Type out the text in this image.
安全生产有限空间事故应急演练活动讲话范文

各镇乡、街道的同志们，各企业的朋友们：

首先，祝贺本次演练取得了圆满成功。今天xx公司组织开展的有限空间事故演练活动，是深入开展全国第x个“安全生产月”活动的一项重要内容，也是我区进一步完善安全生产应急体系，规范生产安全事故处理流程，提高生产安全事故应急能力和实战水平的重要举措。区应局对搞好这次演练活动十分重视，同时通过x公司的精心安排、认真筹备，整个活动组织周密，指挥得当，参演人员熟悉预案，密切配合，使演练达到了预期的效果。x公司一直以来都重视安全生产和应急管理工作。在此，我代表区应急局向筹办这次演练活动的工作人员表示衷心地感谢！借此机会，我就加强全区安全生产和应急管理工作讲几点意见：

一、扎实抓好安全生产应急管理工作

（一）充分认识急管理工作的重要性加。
☆ ☆ ☆
Exercise brief:
Reproduce the listing shown above in its entirety, exactly.

Exercise output:
Type out the text in this image.
安全生产有限空间事故应急演练活动讲话范文

各镇乡、街道的同志们，各企业的朋友们：

首先，祝贺本次演练取得了圆满成功。今天xx公司组织开展的有限空间事故演练活动，是深入开展全国第x个“安全生产月”活动的一项重要内容，也是我区进一步完善安全生产应急体系，规范生产安全事故处理流程，提高生产安全事故应急能力和实战水平的重要举措。区应局对搞好这次演练活动十分重视，同时通过x公司的精心安排、认真筹备，整个活动组织周密，指挥得当，参演人员熟悉预案，密切配合，使演练达到了预期的效果。x公司一直以来都重视安全生产和应急管理工作。在此，我代表区应急局向筹办这次演练活动的工作人员表示衷心地感谢！借此机会，我就加强全区安全生产和应急管理工作讲几点意见：

一、扎实抓好安全生产应急管理工作

（一）充分认识急管理工作的重要性加。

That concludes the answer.